Saved entries
========================================================================

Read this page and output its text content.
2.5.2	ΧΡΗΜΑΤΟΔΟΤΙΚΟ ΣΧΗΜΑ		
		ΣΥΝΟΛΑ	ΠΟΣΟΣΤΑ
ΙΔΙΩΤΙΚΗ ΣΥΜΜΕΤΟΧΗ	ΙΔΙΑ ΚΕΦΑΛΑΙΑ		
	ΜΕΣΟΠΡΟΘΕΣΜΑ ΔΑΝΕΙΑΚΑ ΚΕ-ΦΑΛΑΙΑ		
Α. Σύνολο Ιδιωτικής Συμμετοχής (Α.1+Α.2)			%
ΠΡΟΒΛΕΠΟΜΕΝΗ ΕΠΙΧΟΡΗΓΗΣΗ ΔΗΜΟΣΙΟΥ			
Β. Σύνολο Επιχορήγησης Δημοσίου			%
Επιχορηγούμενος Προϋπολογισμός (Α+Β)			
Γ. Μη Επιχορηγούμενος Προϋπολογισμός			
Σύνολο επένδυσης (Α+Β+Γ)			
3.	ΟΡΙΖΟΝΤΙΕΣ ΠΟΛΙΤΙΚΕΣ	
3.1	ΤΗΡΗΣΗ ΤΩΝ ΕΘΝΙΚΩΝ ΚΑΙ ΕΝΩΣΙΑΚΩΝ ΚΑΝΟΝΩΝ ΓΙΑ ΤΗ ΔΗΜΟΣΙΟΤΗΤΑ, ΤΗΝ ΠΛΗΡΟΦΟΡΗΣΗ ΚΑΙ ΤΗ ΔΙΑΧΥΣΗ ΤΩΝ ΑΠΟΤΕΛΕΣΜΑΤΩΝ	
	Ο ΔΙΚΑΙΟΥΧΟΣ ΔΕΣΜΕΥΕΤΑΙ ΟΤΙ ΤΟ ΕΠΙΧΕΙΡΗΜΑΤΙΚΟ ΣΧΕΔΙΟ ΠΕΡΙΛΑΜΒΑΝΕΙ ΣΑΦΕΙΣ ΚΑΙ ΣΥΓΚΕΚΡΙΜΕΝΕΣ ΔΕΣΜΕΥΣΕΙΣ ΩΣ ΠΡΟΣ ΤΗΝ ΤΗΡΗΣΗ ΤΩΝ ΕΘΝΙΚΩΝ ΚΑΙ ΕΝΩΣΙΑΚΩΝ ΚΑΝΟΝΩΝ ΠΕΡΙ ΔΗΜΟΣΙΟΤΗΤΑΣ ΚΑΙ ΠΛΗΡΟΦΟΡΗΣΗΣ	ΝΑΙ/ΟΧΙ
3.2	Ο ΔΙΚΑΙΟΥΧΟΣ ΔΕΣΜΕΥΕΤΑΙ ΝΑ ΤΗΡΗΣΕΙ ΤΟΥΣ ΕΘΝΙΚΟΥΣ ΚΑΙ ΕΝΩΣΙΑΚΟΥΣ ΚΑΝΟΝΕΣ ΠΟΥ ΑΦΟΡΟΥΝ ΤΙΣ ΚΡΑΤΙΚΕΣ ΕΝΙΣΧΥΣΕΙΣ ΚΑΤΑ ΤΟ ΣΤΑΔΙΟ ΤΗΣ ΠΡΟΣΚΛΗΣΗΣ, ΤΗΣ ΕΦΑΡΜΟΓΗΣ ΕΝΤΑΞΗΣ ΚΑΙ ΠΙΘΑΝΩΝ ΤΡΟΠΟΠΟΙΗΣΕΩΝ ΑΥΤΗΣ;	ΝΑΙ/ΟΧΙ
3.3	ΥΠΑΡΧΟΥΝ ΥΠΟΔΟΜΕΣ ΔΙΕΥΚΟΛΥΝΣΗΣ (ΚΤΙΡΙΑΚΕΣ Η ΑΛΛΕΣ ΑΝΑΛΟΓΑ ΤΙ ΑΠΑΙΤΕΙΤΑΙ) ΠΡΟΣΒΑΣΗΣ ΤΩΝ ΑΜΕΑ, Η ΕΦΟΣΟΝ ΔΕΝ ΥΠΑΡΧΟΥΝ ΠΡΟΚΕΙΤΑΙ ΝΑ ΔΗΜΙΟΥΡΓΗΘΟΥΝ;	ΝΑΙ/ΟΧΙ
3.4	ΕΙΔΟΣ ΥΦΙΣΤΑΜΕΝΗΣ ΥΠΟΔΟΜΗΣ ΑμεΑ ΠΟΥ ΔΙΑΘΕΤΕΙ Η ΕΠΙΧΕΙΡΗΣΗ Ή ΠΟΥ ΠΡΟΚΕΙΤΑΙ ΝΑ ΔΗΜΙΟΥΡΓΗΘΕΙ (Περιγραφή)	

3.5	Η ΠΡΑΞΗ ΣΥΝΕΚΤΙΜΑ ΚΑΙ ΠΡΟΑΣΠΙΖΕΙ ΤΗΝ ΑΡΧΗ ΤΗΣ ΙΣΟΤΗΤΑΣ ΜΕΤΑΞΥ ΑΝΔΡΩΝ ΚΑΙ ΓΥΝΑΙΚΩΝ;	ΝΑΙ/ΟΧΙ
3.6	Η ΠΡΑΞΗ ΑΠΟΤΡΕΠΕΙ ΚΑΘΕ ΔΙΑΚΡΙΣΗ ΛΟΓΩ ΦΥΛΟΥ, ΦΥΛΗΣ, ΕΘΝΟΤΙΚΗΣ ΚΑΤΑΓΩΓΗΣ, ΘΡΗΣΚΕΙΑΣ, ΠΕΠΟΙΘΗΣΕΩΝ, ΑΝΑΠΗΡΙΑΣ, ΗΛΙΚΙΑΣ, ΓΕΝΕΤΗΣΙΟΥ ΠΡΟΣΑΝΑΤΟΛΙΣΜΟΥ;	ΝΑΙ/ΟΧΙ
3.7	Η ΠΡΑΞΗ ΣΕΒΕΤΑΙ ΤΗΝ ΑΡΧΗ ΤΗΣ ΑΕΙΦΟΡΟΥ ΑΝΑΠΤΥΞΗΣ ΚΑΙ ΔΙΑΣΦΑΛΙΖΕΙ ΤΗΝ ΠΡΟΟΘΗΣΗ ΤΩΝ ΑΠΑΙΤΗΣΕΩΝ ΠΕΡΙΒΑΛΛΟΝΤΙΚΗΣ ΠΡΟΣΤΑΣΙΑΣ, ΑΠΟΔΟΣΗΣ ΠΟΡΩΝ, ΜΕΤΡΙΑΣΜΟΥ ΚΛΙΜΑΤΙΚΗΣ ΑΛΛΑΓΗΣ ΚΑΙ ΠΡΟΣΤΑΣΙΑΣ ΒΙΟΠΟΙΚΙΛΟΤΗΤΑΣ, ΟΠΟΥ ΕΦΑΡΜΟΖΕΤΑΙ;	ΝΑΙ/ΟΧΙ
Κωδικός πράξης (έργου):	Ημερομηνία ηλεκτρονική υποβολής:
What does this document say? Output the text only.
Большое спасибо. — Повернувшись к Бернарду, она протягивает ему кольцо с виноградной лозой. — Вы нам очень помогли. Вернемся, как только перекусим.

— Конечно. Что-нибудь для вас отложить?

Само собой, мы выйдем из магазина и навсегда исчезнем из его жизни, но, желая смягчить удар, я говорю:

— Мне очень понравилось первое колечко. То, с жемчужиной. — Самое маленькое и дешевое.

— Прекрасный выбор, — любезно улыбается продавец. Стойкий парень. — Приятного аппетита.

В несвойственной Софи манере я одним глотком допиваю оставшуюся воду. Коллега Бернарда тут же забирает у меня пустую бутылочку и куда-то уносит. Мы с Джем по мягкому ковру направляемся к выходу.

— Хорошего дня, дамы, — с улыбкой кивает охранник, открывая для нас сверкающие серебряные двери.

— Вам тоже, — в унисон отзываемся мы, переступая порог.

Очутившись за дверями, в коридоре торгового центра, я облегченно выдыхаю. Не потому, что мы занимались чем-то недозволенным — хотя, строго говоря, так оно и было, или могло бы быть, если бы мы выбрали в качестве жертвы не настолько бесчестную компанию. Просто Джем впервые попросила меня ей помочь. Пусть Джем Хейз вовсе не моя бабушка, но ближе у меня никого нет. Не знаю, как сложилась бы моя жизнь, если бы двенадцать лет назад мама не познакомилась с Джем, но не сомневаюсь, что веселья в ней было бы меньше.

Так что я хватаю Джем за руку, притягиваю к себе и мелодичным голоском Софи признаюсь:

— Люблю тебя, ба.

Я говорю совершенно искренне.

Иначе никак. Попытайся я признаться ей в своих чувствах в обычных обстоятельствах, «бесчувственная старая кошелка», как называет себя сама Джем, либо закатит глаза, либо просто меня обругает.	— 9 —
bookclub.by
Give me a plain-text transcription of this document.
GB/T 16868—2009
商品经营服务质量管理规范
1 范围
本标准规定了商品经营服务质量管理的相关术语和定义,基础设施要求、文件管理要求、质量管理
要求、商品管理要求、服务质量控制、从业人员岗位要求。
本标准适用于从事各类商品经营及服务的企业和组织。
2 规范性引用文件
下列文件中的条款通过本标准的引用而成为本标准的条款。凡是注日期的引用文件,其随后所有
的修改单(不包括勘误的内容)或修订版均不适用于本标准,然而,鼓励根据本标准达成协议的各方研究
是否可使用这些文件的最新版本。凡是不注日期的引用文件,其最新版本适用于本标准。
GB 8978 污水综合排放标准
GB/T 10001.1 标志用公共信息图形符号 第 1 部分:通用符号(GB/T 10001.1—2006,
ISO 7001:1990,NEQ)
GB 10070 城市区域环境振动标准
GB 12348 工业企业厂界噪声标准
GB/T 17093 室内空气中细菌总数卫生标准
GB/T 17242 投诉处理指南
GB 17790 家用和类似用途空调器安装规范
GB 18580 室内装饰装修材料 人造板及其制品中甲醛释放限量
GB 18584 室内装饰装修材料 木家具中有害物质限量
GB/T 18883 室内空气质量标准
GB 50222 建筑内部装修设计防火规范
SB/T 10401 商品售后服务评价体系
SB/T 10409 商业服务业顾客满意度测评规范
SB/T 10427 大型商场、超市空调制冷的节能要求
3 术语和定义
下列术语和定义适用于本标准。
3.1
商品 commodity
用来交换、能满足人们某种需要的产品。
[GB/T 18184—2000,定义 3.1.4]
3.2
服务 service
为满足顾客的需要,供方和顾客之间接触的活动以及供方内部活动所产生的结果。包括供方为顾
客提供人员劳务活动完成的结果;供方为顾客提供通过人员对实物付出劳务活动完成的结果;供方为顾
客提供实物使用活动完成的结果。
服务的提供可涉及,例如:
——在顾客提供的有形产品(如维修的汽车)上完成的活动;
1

========================================================================

Stated task =
Every line containing the string "this" must be listed.

Reply to the exercise =
Read this page and output its text content.
What does this document say? Output the text only.
Give me a plain-text transcription of this document.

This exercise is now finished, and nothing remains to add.